:: Records for this task ::

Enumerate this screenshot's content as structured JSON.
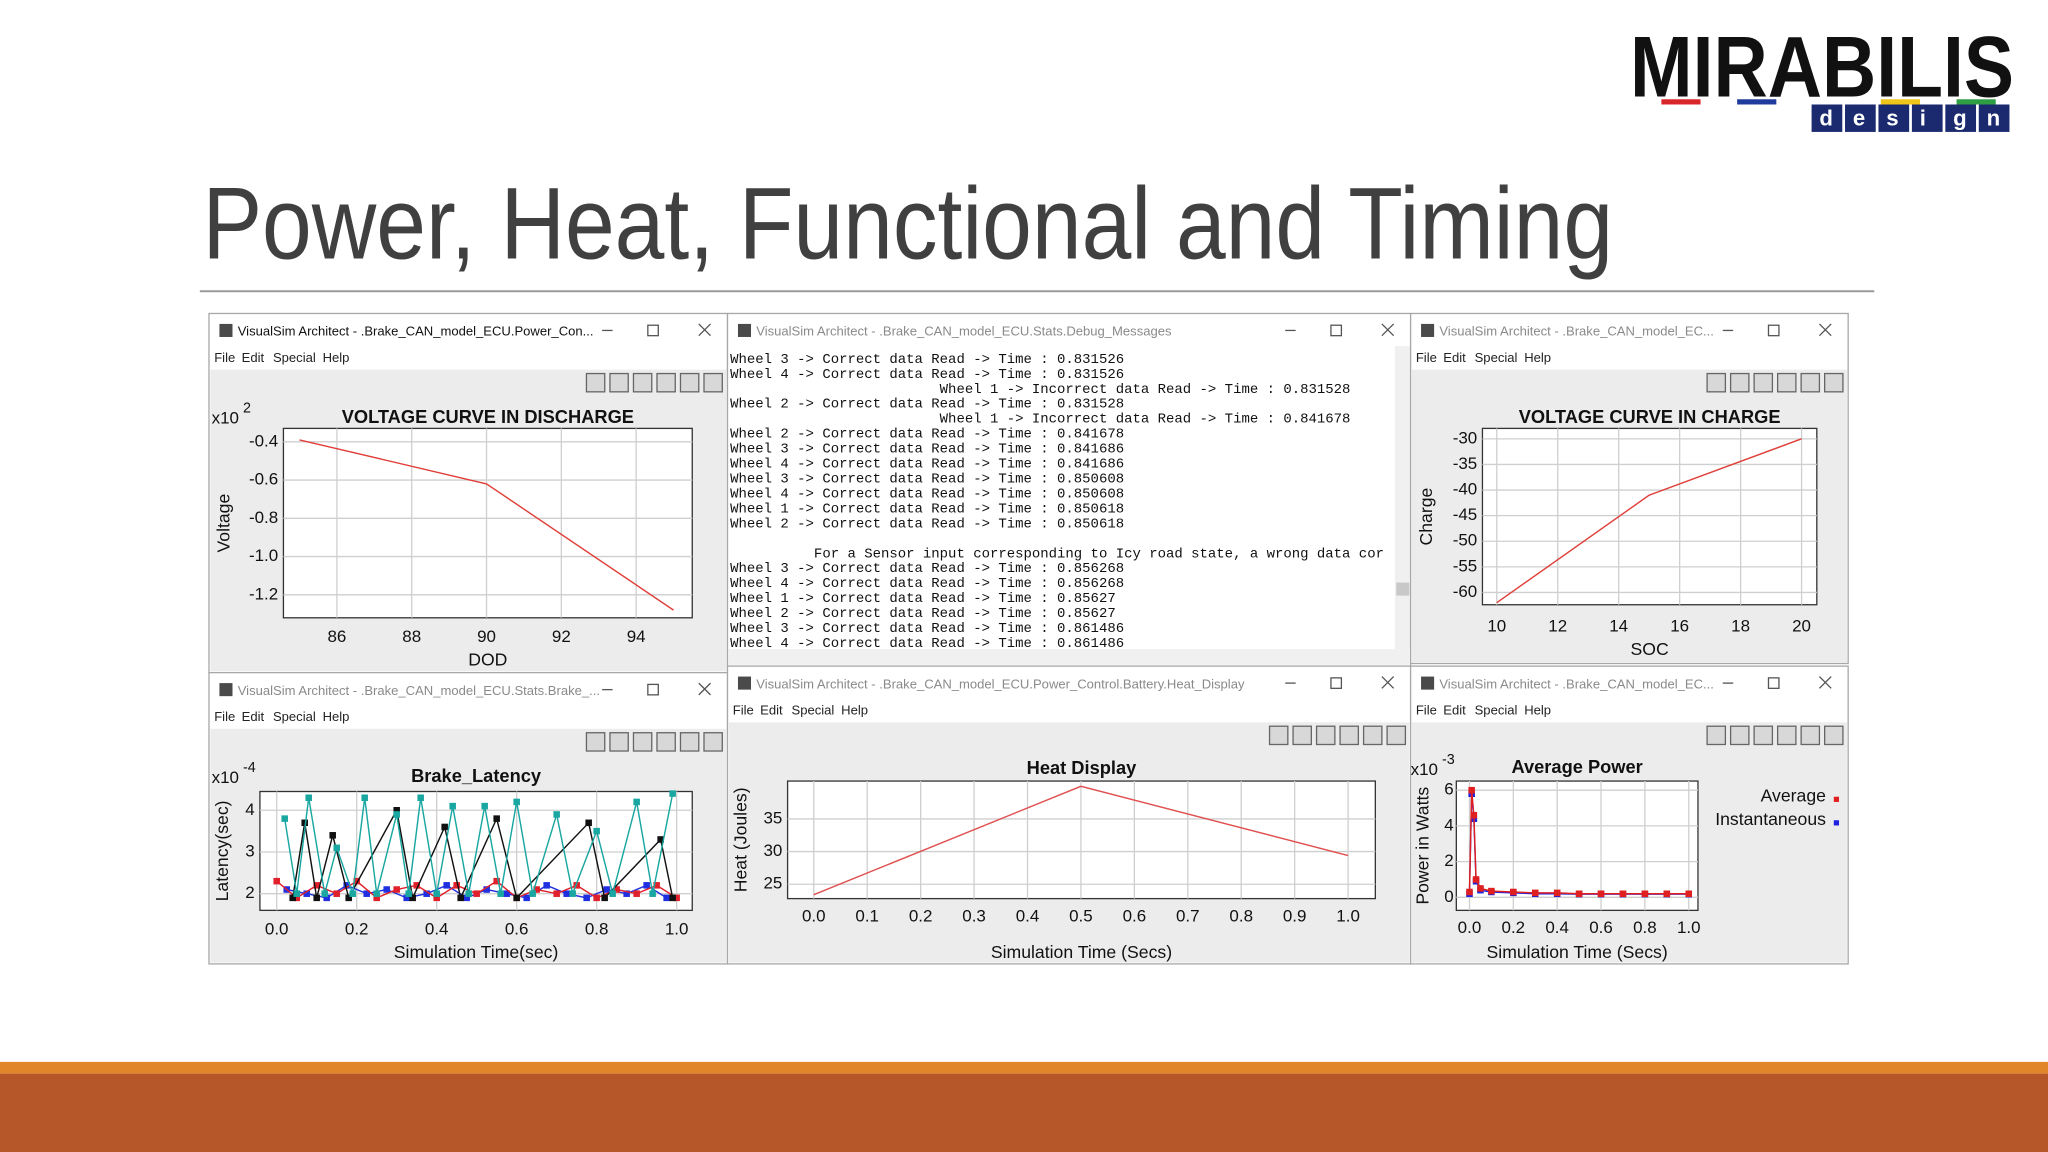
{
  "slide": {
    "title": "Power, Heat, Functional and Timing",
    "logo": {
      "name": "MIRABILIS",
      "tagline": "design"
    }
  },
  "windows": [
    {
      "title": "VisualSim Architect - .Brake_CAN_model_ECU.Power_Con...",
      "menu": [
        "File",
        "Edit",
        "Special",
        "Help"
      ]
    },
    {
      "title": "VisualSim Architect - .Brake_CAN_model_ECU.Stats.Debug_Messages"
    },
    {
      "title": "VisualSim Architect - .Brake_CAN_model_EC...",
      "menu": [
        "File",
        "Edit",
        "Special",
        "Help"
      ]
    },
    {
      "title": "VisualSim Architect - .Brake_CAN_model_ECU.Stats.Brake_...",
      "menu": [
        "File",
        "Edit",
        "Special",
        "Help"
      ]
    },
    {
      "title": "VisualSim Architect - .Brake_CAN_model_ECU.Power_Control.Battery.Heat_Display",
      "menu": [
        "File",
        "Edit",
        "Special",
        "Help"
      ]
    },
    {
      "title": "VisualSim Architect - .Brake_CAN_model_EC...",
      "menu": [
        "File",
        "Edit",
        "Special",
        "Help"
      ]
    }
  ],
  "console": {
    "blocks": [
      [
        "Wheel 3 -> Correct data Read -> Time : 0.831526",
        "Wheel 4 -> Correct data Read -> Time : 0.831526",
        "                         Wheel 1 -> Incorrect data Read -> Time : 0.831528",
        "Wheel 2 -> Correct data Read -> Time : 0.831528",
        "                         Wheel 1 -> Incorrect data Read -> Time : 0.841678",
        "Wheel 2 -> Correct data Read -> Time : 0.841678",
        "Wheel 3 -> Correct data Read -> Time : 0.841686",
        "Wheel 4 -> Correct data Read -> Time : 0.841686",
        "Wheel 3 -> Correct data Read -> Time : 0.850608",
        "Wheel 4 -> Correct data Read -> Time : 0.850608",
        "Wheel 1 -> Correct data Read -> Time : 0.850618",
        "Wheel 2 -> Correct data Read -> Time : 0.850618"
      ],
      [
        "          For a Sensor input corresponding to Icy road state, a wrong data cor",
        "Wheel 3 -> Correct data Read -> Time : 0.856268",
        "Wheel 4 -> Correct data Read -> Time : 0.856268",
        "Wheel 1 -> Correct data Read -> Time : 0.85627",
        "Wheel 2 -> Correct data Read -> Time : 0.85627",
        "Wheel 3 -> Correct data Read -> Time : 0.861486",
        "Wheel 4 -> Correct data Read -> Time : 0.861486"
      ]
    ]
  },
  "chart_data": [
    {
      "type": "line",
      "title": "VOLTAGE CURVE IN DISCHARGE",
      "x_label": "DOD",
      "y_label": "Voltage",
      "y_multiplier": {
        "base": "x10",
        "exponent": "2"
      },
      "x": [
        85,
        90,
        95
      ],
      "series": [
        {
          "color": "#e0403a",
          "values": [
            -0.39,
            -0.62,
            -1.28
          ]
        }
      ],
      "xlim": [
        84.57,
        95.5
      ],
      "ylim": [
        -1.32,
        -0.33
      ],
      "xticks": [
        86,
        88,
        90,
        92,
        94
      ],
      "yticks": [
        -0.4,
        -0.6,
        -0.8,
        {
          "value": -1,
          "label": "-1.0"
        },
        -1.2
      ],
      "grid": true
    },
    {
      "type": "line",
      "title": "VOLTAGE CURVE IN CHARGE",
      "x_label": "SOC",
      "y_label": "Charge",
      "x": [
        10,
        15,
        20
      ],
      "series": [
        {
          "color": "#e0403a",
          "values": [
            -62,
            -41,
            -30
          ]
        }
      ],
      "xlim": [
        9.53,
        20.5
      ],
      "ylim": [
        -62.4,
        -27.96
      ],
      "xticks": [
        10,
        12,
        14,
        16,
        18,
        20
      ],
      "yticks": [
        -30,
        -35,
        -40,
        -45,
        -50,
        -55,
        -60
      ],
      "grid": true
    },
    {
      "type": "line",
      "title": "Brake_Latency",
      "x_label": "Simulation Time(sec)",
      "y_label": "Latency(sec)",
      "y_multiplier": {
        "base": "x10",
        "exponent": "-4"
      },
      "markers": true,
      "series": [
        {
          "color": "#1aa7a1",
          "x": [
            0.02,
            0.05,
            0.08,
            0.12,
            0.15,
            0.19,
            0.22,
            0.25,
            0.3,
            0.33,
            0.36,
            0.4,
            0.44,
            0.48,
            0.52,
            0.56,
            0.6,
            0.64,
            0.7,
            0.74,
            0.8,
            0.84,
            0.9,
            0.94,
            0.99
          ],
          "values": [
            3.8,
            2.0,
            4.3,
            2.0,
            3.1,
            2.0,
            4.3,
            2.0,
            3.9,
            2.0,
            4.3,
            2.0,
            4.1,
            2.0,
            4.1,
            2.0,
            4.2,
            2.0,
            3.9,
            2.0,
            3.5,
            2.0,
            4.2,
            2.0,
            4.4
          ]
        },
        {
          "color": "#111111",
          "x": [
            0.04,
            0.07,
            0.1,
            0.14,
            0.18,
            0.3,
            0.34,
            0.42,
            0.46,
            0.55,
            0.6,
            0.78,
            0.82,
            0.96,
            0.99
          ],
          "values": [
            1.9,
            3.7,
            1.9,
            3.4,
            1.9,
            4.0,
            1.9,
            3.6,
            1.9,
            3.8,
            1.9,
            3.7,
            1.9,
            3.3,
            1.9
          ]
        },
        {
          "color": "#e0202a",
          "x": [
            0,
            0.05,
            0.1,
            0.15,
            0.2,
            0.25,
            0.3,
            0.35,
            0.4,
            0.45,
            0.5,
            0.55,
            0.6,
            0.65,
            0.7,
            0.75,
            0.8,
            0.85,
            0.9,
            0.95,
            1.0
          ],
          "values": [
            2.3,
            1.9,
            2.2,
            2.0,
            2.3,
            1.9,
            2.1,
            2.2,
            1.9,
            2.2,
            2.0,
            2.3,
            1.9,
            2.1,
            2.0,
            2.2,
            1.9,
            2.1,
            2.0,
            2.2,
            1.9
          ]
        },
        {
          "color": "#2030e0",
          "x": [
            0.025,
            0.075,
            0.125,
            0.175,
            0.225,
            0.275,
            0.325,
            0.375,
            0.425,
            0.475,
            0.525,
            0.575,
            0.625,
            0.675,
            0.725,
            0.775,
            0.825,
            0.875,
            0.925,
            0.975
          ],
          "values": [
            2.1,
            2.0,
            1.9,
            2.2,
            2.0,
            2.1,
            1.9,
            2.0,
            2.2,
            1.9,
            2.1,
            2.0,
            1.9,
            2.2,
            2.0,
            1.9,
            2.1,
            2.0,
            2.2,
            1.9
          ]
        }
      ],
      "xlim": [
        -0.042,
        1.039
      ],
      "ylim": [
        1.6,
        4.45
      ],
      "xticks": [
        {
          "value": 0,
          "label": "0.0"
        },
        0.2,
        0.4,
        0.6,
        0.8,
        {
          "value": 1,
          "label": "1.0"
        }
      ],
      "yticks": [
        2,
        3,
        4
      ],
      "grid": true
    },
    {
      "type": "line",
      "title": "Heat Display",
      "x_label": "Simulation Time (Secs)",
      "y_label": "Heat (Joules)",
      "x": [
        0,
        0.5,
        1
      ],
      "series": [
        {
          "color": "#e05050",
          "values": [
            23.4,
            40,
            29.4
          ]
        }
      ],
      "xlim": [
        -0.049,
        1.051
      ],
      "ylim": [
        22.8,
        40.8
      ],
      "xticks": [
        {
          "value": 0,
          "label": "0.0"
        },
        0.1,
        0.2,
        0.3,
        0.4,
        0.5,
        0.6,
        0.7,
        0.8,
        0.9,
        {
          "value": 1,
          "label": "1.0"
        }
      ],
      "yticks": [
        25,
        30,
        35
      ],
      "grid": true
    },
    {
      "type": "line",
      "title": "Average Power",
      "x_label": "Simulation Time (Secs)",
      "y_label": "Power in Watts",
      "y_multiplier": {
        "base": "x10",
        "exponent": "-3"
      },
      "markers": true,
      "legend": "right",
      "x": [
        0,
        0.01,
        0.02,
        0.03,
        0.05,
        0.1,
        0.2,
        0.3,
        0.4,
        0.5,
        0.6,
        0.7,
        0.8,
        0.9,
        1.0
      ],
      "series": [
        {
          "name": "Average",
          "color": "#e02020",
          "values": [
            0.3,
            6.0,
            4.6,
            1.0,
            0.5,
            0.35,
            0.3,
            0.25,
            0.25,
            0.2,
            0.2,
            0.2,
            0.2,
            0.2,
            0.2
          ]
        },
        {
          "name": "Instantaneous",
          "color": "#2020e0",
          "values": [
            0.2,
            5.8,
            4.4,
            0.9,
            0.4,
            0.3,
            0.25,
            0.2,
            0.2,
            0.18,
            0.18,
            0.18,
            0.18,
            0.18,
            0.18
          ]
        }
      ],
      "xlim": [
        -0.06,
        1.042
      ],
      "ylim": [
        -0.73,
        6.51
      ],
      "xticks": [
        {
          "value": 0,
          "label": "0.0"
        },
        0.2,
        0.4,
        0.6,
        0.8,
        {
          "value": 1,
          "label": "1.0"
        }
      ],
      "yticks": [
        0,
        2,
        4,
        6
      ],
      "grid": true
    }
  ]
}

:::
:: Records for this task ::

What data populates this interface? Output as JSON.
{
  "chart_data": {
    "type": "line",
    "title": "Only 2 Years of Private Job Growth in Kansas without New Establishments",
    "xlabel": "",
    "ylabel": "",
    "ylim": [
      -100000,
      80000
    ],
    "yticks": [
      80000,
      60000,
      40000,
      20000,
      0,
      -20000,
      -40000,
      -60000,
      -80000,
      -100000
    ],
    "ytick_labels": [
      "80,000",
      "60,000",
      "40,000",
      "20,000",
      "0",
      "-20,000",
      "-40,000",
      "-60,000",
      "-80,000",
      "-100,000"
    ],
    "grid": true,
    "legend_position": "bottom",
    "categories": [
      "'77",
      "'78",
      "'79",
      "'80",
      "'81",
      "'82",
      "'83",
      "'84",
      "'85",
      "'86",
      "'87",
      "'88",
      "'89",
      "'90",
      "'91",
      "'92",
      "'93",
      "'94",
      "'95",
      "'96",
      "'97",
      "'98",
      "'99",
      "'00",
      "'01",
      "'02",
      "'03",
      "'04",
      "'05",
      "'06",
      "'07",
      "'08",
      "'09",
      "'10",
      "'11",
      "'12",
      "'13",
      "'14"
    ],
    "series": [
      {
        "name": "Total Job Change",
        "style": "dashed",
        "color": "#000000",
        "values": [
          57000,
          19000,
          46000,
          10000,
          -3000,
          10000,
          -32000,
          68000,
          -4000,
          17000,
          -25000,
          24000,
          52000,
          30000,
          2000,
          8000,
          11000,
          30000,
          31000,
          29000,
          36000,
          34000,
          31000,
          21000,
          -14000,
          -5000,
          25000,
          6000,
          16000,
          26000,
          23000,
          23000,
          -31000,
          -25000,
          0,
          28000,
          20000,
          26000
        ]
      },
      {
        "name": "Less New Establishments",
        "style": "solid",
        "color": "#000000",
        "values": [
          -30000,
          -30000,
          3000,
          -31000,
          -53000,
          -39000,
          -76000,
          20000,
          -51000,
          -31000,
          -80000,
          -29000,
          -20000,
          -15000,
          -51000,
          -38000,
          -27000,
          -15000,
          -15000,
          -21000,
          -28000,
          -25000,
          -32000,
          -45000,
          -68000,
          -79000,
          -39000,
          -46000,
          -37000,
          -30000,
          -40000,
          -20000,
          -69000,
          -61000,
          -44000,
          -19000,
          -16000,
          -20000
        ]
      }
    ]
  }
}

:::

--- Work to be completed ---
Among the entries, how many lines include the word "Stats"? Answer with a single number and nothing further.

--- The result ---
2